-- PROBLEM REQUIREMENTS --
Restate the records that follow word for word; no pictures should appear.

Some records:
■ ■ ■ ■ ■ ■ ■

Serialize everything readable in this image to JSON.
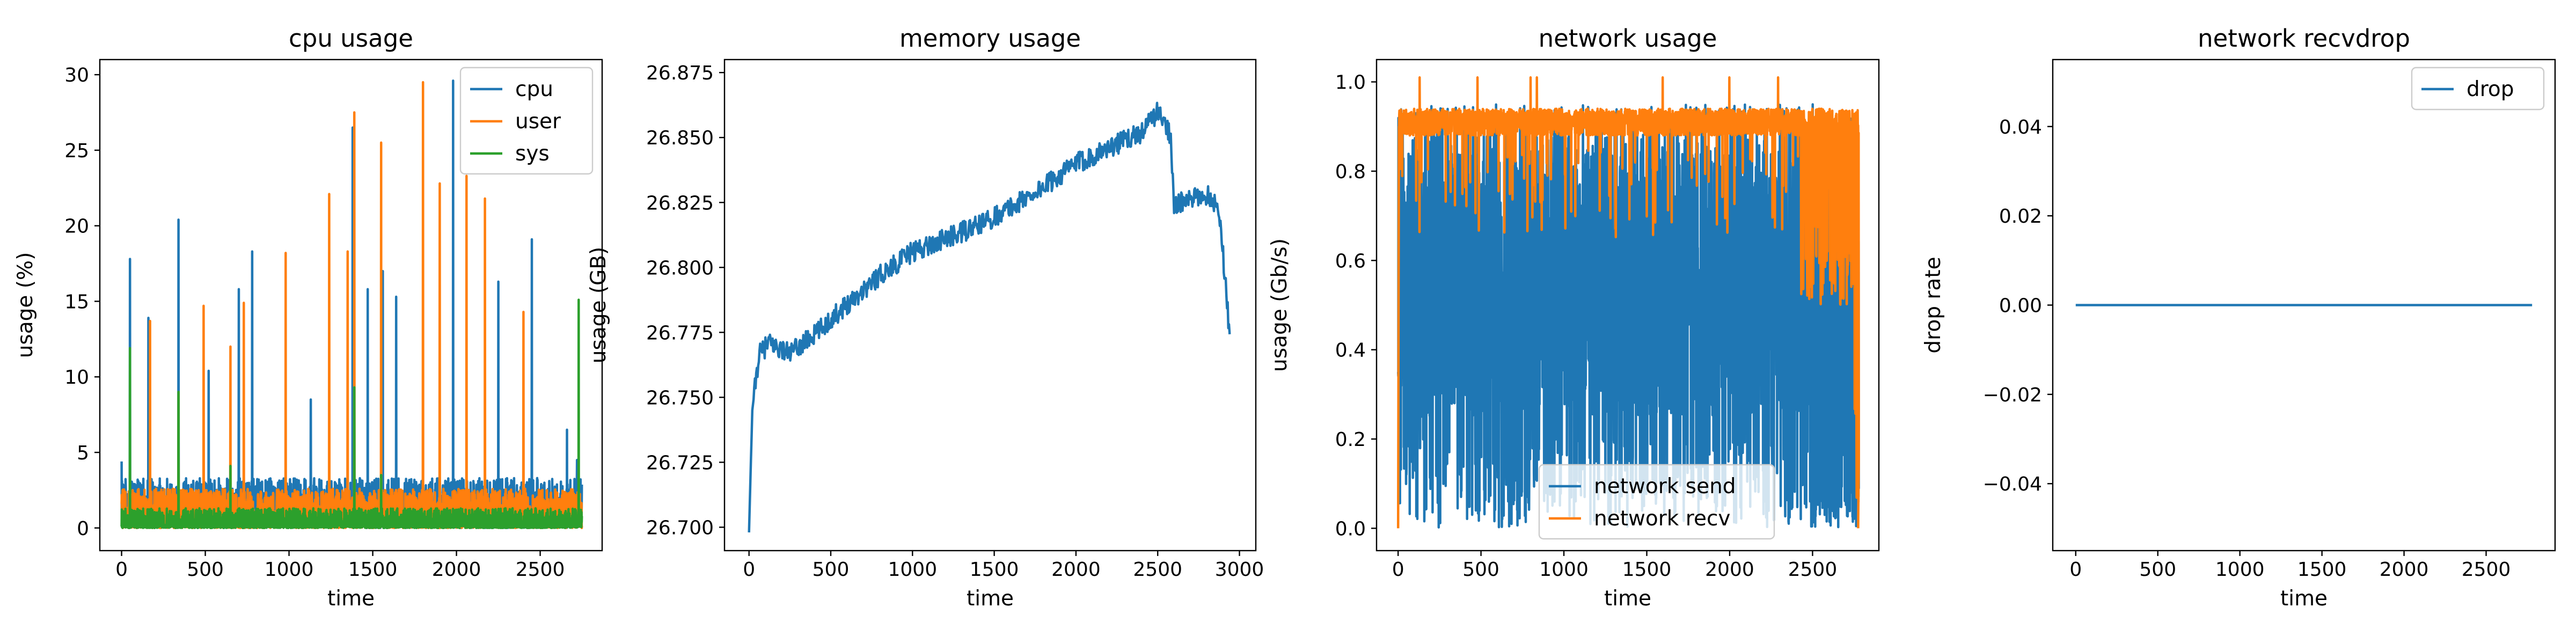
{
  "colors": {
    "blue": "#1f77b4",
    "orange": "#ff7f0e",
    "green": "#2ca02c"
  },
  "chart_data": [
    {
      "type": "line",
      "title": "cpu usage",
      "xlabel": "time",
      "ylabel": "usage (%)",
      "xlim": [
        -130,
        2870
      ],
      "ylim": [
        -1.5,
        31.0
      ],
      "xticks": [
        0,
        500,
        1000,
        1500,
        2000,
        2500
      ],
      "yticks": [
        0,
        5,
        10,
        15,
        20,
        25,
        30
      ],
      "legend": "top-right",
      "n_points": 2750,
      "series": [
        {
          "name": "cpu",
          "color": "#1f77b4",
          "baseline": [
            0.3,
            3.3
          ],
          "rest_level": 0.5,
          "spikes": [
            [
              0,
              4.4
            ],
            [
              50,
              17.8
            ],
            [
              160,
              13.9
            ],
            [
              340,
              20.4
            ],
            [
              520,
              10.4
            ],
            [
              700,
              15.8
            ],
            [
              780,
              18.3
            ],
            [
              1130,
              8.5
            ],
            [
              1380,
              26.5
            ],
            [
              1470,
              15.8
            ],
            [
              1560,
              17.0
            ],
            [
              1640,
              15.3
            ],
            [
              1980,
              29.6
            ],
            [
              2250,
              16.3
            ],
            [
              2450,
              19.1
            ],
            [
              2660,
              6.5
            ],
            [
              2720,
              4.5
            ]
          ]
        },
        {
          "name": "user",
          "color": "#ff7f0e",
          "baseline": [
            0.2,
            2.6
          ],
          "rest_level": 0.3,
          "spikes": [
            [
              60,
              1.0
            ],
            [
              170,
              13.7
            ],
            [
              340,
              9.0
            ],
            [
              490,
              14.7
            ],
            [
              650,
              12.0
            ],
            [
              730,
              14.9
            ],
            [
              980,
              18.2
            ],
            [
              1240,
              22.1
            ],
            [
              1350,
              18.3
            ],
            [
              1390,
              27.5
            ],
            [
              1550,
              25.5
            ],
            [
              1800,
              29.5
            ],
            [
              1900,
              22.8
            ],
            [
              2060,
              23.3
            ],
            [
              2170,
              21.8
            ],
            [
              2400,
              14.3
            ]
          ]
        },
        {
          "name": "sys",
          "color": "#2ca02c",
          "baseline": [
            0.0,
            1.3
          ],
          "rest_level": 0.2,
          "spikes": [
            [
              50,
              11.9
            ],
            [
              340,
              9.0
            ],
            [
              650,
              4.1
            ],
            [
              1390,
              9.3
            ],
            [
              1550,
              3.5
            ],
            [
              2730,
              15.1
            ]
          ]
        }
      ]
    },
    {
      "type": "line",
      "title": "memory usage",
      "xlabel": "time",
      "ylabel": "usage (GB)",
      "xlim": [
        -150,
        3100
      ],
      "ylim": [
        26.691,
        26.88
      ],
      "xticks": [
        0,
        500,
        1000,
        1500,
        2000,
        2500,
        3000
      ],
      "yticks": [
        26.7,
        26.725,
        26.75,
        26.775,
        26.8,
        26.825,
        26.85,
        26.875
      ],
      "ytick_labels": [
        "26.700",
        "26.725",
        "26.750",
        "26.775",
        "26.800",
        "26.825",
        "26.850",
        "26.875"
      ],
      "series": [
        {
          "name": "memory",
          "color": "#1f77b4",
          "noise": 0.004,
          "anchors": [
            [
              0,
              26.698
            ],
            [
              20,
              26.745
            ],
            [
              60,
              26.766
            ],
            [
              120,
              26.771
            ],
            [
              250,
              26.767
            ],
            [
              400,
              26.774
            ],
            [
              600,
              26.786
            ],
            [
              800,
              26.797
            ],
            [
              1000,
              26.806
            ],
            [
              1200,
              26.811
            ],
            [
              1400,
              26.816
            ],
            [
              1600,
              26.823
            ],
            [
              1800,
              26.831
            ],
            [
              2000,
              26.84
            ],
            [
              2200,
              26.846
            ],
            [
              2400,
              26.852
            ],
            [
              2500,
              26.86
            ],
            [
              2580,
              26.851
            ],
            [
              2600,
              26.824
            ],
            [
              2700,
              26.826
            ],
            [
              2800,
              26.828
            ],
            [
              2870,
              26.824
            ],
            [
              2900,
              26.805
            ],
            [
              2940,
              26.774
            ]
          ]
        }
      ]
    },
    {
      "type": "line",
      "title": "network usage",
      "xlabel": "time",
      "ylabel": "usage (Gb/s)",
      "xlim": [
        -130,
        2900
      ],
      "ylim": [
        -0.05,
        1.05
      ],
      "xticks": [
        0,
        500,
        1000,
        1500,
        2000,
        2500
      ],
      "yticks": [
        0.0,
        0.2,
        0.4,
        0.6,
        0.8,
        1.0
      ],
      "ytick_labels": [
        "0.0",
        "0.2",
        "0.4",
        "0.6",
        "0.8",
        "1.0"
      ],
      "legend": "bottom-center",
      "n_points": 2780,
      "series": [
        {
          "name": "network send",
          "color": "#1f77b4",
          "band": [
            0.0,
            0.95
          ],
          "typical": [
            0.25,
            0.85
          ]
        },
        {
          "name": "network recv",
          "color": "#ff7f0e",
          "band": [
            0.45,
            1.01
          ],
          "typical": [
            0.88,
            0.94
          ]
        }
      ]
    },
    {
      "type": "line",
      "title": "network recvdrop",
      "xlabel": "time",
      "ylabel": "drop rate",
      "xlim": [
        -140,
        2920
      ],
      "ylim": [
        -0.055,
        0.055
      ],
      "xticks": [
        0,
        500,
        1000,
        1500,
        2000,
        2500
      ],
      "yticks": [
        -0.04,
        -0.02,
        0.0,
        0.02,
        0.04
      ],
      "ytick_labels": [
        "−0.04",
        "−0.02",
        "0.00",
        "0.02",
        "0.04"
      ],
      "legend": "top-right",
      "series": [
        {
          "name": "drop",
          "color": "#1f77b4",
          "x": [
            0,
            2780
          ],
          "y": [
            0,
            0
          ]
        }
      ]
    }
  ]
}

■ ■ ■ ■ ■ ■ ■

-- TASK RESULT --
Serialize everything readable in this image to JSON.
{
  "colors": {
    "blue": "#1f77b4",
    "orange": "#ff7f0e",
    "green": "#2ca02c"
  },
  "chart_data": [
    {
      "type": "line",
      "title": "cpu usage",
      "xlabel": "time",
      "ylabel": "usage (%)",
      "xlim": [
        -130,
        2870
      ],
      "ylim": [
        -1.5,
        31.0
      ],
      "xticks": [
        0,
        500,
        1000,
        1500,
        2000,
        2500
      ],
      "yticks": [
        0,
        5,
        10,
        15,
        20,
        25,
        30
      ],
      "legend": "top-right",
      "n_points": 2750,
      "series": [
        {
          "name": "cpu",
          "color": "#1f77b4",
          "baseline": [
            0.3,
            3.3
          ],
          "rest_level": 0.5,
          "spikes": [
            [
              0,
              4.4
            ],
            [
              50,
              17.8
            ],
            [
              160,
              13.9
            ],
            [
              340,
              20.4
            ],
            [
              520,
              10.4
            ],
            [
              700,
              15.8
            ],
            [
              780,
              18.3
            ],
            [
              1130,
              8.5
            ],
            [
              1380,
              26.5
            ],
            [
              1470,
              15.8
            ],
            [
              1560,
              17.0
            ],
            [
              1640,
              15.3
            ],
            [
              1980,
              29.6
            ],
            [
              2250,
              16.3
            ],
            [
              2450,
              19.1
            ],
            [
              2660,
              6.5
            ],
            [
              2720,
              4.5
            ]
          ]
        },
        {
          "name": "user",
          "color": "#ff7f0e",
          "baseline": [
            0.2,
            2.6
          ],
          "rest_level": 0.3,
          "spikes": [
            [
              60,
              1.0
            ],
            [
              170,
              13.7
            ],
            [
              340,
              9.0
            ],
            [
              490,
              14.7
            ],
            [
              650,
              12.0
            ],
            [
              730,
              14.9
            ],
            [
              980,
              18.2
            ],
            [
              1240,
              22.1
            ],
            [
              1350,
              18.3
            ],
            [
              1390,
              27.5
            ],
            [
              1550,
              25.5
            ],
            [
              1800,
              29.5
            ],
            [
              1900,
              22.8
            ],
            [
              2060,
              23.3
            ],
            [
              2170,
              21.8
            ],
            [
              2400,
              14.3
            ]
          ]
        },
        {
          "name": "sys",
          "color": "#2ca02c",
          "baseline": [
            0.0,
            1.3
          ],
          "rest_level": 0.2,
          "spikes": [
            [
              50,
              11.9
            ],
            [
              340,
              9.0
            ],
            [
              650,
              4.1
            ],
            [
              1390,
              9.3
            ],
            [
              1550,
              3.5
            ],
            [
              2730,
              15.1
            ]
          ]
        }
      ]
    },
    {
      "type": "line",
      "title": "memory usage",
      "xlabel": "time",
      "ylabel": "usage (GB)",
      "xlim": [
        -150,
        3100
      ],
      "ylim": [
        26.691,
        26.88
      ],
      "xticks": [
        0,
        500,
        1000,
        1500,
        2000,
        2500,
        3000
      ],
      "yticks": [
        26.7,
        26.725,
        26.75,
        26.775,
        26.8,
        26.825,
        26.85,
        26.875
      ],
      "ytick_labels": [
        "26.700",
        "26.725",
        "26.750",
        "26.775",
        "26.800",
        "26.825",
        "26.850",
        "26.875"
      ],
      "series": [
        {
          "name": "memory",
          "color": "#1f77b4",
          "noise": 0.004,
          "anchors": [
            [
              0,
              26.698
            ],
            [
              20,
              26.745
            ],
            [
              60,
              26.766
            ],
            [
              120,
              26.771
            ],
            [
              250,
              26.767
            ],
            [
              400,
              26.774
            ],
            [
              600,
              26.786
            ],
            [
              800,
              26.797
            ],
            [
              1000,
              26.806
            ],
            [
              1200,
              26.811
            ],
            [
              1400,
              26.816
            ],
            [
              1600,
              26.823
            ],
            [
              1800,
              26.831
            ],
            [
              2000,
              26.84
            ],
            [
              2200,
              26.846
            ],
            [
              2400,
              26.852
            ],
            [
              2500,
              26.86
            ],
            [
              2580,
              26.851
            ],
            [
              2600,
              26.824
            ],
            [
              2700,
              26.826
            ],
            [
              2800,
              26.828
            ],
            [
              2870,
              26.824
            ],
            [
              2900,
              26.805
            ],
            [
              2940,
              26.774
            ]
          ]
        }
      ]
    },
    {
      "type": "line",
      "title": "network usage",
      "xlabel": "time",
      "ylabel": "usage (Gb/s)",
      "xlim": [
        -130,
        2900
      ],
      "ylim": [
        -0.05,
        1.05
      ],
      "xticks": [
        0,
        500,
        1000,
        1500,
        2000,
        2500
      ],
      "yticks": [
        0.0,
        0.2,
        0.4,
        0.6,
        0.8,
        1.0
      ],
      "ytick_labels": [
        "0.0",
        "0.2",
        "0.4",
        "0.6",
        "0.8",
        "1.0"
      ],
      "legend": "bottom-center",
      "n_points": 2780,
      "series": [
        {
          "name": "network send",
          "color": "#1f77b4",
          "band": [
            0.0,
            0.95
          ],
          "typical": [
            0.25,
            0.85
          ]
        },
        {
          "name": "network recv",
          "color": "#ff7f0e",
          "band": [
            0.45,
            1.01
          ],
          "typical": [
            0.88,
            0.94
          ]
        }
      ]
    },
    {
      "type": "line",
      "title": "network recvdrop",
      "xlabel": "time",
      "ylabel": "drop rate",
      "xlim": [
        -140,
        2920
      ],
      "ylim": [
        -0.055,
        0.055
      ],
      "xticks": [
        0,
        500,
        1000,
        1500,
        2000,
        2500
      ],
      "yticks": [
        -0.04,
        -0.02,
        0.0,
        0.02,
        0.04
      ],
      "ytick_labels": [
        "−0.04",
        "−0.02",
        "0.00",
        "0.02",
        "0.04"
      ],
      "legend": "top-right",
      "series": [
        {
          "name": "drop",
          "color": "#1f77b4",
          "x": [
            0,
            2780
          ],
          "y": [
            0,
            0
          ]
        }
      ]
    }
  ]
}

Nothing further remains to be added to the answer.